=== Work required ===
Lines containing the string "that" are to be collected in full.

=== Provided data ===
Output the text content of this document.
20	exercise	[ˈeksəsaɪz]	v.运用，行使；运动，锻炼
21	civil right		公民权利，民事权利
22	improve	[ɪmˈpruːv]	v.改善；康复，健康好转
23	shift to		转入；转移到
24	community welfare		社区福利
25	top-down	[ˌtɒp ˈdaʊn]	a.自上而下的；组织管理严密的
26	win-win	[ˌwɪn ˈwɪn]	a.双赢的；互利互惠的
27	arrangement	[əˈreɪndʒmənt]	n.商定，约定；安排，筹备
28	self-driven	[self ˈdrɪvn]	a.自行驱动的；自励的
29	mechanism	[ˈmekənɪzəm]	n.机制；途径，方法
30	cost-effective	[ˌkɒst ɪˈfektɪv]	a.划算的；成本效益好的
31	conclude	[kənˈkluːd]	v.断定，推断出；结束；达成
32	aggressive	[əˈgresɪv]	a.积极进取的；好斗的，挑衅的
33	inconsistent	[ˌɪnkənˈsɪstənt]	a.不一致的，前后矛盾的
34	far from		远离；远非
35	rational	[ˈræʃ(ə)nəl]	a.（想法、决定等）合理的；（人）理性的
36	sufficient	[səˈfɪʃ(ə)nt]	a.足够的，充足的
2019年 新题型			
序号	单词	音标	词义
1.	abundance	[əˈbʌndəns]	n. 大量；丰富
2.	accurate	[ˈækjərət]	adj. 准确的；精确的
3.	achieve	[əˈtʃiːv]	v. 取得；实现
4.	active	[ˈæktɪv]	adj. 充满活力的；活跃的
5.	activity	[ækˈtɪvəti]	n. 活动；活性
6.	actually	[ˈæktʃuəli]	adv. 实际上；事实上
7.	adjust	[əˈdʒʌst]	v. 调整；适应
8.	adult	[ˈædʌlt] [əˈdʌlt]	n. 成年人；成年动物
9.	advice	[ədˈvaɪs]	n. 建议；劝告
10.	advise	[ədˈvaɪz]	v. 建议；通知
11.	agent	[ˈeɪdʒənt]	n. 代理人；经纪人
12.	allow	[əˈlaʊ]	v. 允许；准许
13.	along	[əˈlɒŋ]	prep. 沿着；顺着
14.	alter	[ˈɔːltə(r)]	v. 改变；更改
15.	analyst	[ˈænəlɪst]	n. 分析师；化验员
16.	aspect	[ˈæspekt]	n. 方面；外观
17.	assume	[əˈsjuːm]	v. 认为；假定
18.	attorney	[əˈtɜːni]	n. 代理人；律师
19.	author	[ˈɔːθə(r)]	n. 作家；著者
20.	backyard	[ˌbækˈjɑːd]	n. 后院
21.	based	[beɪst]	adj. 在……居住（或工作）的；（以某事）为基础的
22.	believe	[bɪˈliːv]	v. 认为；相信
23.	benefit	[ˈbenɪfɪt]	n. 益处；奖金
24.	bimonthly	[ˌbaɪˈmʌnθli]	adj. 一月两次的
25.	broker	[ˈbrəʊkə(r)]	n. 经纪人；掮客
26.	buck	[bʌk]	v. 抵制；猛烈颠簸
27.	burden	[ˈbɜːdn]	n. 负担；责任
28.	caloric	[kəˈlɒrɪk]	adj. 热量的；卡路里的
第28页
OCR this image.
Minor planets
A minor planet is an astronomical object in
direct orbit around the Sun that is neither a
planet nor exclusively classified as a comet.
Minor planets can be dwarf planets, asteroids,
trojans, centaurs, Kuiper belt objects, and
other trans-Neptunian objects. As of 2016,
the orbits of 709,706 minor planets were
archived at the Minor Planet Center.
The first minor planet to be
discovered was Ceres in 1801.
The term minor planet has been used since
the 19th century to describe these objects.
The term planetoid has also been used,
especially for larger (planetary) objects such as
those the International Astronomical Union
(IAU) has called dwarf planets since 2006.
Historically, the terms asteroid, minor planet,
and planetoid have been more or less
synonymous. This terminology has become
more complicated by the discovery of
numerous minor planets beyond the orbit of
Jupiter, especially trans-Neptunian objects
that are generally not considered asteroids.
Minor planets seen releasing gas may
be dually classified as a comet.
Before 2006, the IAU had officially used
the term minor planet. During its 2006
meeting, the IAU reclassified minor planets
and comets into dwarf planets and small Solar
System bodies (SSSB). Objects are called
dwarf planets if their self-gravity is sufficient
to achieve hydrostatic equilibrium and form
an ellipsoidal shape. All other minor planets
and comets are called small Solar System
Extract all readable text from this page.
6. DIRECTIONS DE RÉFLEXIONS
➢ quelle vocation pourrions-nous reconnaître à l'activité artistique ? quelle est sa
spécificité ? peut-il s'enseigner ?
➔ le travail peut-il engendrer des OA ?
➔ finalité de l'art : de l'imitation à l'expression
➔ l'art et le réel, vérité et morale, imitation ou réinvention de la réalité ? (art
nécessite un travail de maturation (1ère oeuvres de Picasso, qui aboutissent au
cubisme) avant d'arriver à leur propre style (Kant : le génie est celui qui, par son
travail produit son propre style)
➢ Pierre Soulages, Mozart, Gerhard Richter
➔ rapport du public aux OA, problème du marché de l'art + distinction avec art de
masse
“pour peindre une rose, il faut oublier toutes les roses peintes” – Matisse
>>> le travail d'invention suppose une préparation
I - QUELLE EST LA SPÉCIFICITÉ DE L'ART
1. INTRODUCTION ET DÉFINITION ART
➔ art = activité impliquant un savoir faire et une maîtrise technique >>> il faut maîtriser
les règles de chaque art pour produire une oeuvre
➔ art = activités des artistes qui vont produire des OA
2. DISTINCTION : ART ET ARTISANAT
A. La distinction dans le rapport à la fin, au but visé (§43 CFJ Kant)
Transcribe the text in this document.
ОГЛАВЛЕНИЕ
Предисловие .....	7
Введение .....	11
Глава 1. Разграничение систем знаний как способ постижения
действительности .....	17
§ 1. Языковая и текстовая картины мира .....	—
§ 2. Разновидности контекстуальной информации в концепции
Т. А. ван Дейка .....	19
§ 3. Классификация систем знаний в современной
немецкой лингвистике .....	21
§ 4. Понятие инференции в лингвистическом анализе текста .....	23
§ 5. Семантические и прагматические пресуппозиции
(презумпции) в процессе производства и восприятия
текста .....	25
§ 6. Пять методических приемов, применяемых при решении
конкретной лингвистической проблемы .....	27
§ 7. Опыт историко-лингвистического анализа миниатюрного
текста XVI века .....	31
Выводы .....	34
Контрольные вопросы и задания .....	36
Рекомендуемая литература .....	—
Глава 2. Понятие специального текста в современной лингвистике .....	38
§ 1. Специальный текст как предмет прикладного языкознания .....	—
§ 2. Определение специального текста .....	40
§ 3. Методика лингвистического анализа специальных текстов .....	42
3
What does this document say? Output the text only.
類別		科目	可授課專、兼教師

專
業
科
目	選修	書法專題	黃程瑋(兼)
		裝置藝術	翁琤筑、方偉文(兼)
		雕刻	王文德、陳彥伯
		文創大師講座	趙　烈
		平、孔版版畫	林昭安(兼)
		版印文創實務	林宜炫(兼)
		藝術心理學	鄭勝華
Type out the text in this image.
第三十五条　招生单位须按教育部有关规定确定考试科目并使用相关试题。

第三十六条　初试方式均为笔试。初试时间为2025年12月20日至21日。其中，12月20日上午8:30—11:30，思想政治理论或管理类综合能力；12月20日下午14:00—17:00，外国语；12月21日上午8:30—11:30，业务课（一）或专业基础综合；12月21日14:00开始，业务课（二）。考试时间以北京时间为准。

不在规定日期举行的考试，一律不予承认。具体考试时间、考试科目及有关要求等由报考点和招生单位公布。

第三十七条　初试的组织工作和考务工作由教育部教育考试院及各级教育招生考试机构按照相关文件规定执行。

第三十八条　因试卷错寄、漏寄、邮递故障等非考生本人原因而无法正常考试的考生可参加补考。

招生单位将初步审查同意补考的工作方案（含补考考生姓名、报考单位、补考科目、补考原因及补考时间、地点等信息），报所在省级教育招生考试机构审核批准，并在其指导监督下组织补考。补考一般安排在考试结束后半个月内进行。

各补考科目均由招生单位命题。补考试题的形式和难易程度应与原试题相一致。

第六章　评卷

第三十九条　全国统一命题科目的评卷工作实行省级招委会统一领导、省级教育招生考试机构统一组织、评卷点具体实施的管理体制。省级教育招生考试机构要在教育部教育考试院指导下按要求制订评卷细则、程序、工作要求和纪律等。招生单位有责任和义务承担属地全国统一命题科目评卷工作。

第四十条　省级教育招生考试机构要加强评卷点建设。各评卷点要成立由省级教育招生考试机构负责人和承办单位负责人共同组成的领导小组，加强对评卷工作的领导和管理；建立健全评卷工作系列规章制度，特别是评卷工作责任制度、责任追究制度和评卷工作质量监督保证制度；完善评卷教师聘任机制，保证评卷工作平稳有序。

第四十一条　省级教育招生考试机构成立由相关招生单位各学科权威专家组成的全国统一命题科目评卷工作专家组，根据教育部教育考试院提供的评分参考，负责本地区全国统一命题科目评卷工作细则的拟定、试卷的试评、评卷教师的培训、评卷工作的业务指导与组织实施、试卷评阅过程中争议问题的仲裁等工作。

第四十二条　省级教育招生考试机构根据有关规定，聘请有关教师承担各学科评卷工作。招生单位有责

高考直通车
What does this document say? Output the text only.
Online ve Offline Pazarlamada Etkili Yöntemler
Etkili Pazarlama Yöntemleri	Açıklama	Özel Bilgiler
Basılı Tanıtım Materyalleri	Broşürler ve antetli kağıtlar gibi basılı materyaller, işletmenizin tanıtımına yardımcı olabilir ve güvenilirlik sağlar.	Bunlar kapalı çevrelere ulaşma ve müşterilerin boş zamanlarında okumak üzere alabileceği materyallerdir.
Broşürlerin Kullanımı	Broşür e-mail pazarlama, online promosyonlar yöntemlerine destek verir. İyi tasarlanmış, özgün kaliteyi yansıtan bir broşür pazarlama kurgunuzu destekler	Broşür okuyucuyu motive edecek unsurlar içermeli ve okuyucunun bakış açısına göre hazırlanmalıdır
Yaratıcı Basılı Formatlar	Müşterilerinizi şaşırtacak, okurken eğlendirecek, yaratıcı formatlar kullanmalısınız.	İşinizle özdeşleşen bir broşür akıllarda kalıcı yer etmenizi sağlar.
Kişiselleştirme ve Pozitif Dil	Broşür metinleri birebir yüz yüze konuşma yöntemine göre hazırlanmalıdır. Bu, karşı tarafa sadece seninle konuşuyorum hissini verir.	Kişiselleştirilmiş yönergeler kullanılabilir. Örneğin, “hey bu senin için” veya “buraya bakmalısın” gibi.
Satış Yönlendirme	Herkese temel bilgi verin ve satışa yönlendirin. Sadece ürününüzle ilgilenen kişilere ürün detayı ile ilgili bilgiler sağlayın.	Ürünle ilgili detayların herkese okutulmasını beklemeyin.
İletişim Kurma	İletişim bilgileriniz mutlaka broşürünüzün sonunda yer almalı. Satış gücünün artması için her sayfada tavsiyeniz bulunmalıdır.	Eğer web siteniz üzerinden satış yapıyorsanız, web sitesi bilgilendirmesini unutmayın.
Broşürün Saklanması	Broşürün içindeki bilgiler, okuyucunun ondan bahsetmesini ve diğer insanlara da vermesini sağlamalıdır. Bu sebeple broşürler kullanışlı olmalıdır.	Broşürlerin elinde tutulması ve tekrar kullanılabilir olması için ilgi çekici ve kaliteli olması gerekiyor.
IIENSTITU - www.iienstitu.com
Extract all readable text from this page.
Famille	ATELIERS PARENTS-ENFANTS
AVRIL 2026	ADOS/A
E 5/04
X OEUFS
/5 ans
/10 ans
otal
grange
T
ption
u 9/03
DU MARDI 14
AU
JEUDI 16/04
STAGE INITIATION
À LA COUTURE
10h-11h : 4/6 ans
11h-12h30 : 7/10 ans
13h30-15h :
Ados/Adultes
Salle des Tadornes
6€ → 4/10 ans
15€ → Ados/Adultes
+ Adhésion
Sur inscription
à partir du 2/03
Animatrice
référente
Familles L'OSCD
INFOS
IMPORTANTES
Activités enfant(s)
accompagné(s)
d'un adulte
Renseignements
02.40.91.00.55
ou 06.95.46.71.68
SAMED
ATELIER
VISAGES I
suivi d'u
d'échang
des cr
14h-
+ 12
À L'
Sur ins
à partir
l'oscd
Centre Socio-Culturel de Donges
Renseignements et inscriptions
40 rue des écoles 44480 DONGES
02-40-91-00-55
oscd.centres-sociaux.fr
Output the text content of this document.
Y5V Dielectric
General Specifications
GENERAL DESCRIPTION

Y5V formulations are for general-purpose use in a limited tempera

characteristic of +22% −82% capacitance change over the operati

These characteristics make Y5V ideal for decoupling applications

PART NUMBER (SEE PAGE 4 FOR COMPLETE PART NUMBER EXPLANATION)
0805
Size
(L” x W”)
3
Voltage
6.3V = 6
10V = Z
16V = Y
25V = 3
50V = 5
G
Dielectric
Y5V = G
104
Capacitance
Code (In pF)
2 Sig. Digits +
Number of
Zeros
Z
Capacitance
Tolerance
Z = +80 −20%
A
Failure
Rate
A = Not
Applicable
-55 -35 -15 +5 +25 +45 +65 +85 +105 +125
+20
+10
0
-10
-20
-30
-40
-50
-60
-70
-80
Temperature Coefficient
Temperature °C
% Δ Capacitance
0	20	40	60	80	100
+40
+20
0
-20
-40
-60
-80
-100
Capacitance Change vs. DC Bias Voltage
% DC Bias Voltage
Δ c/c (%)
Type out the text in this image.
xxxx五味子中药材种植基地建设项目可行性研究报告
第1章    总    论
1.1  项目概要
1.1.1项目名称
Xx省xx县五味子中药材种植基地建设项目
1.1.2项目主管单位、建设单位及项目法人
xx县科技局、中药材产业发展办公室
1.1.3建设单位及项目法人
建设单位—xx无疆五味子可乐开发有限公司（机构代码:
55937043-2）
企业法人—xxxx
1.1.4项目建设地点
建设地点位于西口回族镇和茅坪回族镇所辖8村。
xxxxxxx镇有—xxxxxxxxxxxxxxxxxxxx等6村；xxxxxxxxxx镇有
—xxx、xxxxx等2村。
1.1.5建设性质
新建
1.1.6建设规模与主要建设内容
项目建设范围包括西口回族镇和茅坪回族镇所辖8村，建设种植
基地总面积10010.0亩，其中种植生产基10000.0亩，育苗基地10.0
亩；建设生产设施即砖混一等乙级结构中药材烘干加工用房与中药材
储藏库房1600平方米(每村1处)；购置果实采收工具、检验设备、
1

=== Solution for this exercise ===
direct orbit around the Sun that is neither a
that are generally not considered asteroids.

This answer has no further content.